Stored entries:
* * * * * * *

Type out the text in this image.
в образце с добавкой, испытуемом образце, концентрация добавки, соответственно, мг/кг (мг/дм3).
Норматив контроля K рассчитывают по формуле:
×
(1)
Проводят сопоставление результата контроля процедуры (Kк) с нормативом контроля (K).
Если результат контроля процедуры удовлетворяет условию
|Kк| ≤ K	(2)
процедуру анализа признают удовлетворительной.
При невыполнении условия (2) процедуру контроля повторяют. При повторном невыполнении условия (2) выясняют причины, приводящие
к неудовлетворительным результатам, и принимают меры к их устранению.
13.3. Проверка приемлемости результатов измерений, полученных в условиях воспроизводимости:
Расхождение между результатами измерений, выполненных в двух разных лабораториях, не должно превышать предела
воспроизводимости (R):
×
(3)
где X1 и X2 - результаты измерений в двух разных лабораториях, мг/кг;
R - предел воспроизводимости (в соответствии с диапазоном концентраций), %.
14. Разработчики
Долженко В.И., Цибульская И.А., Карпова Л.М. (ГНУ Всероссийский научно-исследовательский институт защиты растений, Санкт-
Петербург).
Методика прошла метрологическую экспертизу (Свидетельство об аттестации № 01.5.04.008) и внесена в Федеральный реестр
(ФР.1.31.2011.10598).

* * * * * * *

Output all of the material exactly as written.

Type out the text in this image.
в образце с добавкой, испытуемом образце, концентрация добавки, соответственно, мг/кг (мг/дм3).
Норматив контроля K рассчитывают по формуле:
×
(1)
Проводят сопоставление результата контроля процедуры (Kк) с нормативом контроля (K).
Если результат контроля процедуры удовлетворяет условию
|Kк| ≤ K	(2)
процедуру анализа признают удовлетворительной.
При невыполнении условия (2) процедуру контроля повторяют. При повторном невыполнении условия (2) выясняют причины, приводящие
к неудовлетворительным результатам, и принимают меры к их устранению.
13.3. Проверка приемлемости результатов измерений, полученных в условиях воспроизводимости:
Расхождение между результатами измерений, выполненных в двух разных лабораториях, не должно превышать предела
воспроизводимости (R):
×
(3)
где X1 и X2 - результаты измерений в двух разных лабораториях, мг/кг;
R - предел воспроизводимости (в соответствии с диапазоном концентраций), %.
14. Разработчики
Долженко В.И., Цибульская И.А., Карпова Л.М. (ГНУ Всероссийский научно-исследовательский институт защиты растений, Санкт-
Петербург).
Методика прошла метрологическую экспертизу (Свидетельство об аттестации № 01.5.04.008) и внесена в Федеральный реестр
(ФР.1.31.2011.10598).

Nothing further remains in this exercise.